■ TASK PROMPT
Check each line of the listing, and copy it if it contains the word "SetIndexBuffer".

■ DATA EXCERPTS
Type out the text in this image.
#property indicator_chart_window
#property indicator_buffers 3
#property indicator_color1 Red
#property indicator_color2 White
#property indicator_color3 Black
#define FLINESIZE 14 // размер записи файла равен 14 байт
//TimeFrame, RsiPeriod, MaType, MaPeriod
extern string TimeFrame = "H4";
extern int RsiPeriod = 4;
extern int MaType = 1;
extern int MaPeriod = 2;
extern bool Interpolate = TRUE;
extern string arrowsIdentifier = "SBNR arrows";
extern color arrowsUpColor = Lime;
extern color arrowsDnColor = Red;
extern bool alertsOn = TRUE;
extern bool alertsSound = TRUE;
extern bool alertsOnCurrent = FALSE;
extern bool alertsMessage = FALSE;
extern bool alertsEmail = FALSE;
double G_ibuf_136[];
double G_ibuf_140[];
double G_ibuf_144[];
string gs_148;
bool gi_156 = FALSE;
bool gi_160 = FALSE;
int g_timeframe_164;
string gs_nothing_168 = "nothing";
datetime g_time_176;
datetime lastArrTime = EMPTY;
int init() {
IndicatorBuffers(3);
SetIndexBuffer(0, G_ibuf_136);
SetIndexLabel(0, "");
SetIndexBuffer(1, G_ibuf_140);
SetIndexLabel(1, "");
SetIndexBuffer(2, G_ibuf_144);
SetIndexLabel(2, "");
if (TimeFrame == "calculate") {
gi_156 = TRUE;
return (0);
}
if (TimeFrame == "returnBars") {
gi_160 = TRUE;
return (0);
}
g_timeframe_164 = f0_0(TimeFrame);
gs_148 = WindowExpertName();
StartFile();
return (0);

■ RESPONSE
SetIndexBuffer(0, G_ibuf_136);
SetIndexBuffer(1, G_ibuf_140);
SetIndexBuffer(2, G_ibuf_144);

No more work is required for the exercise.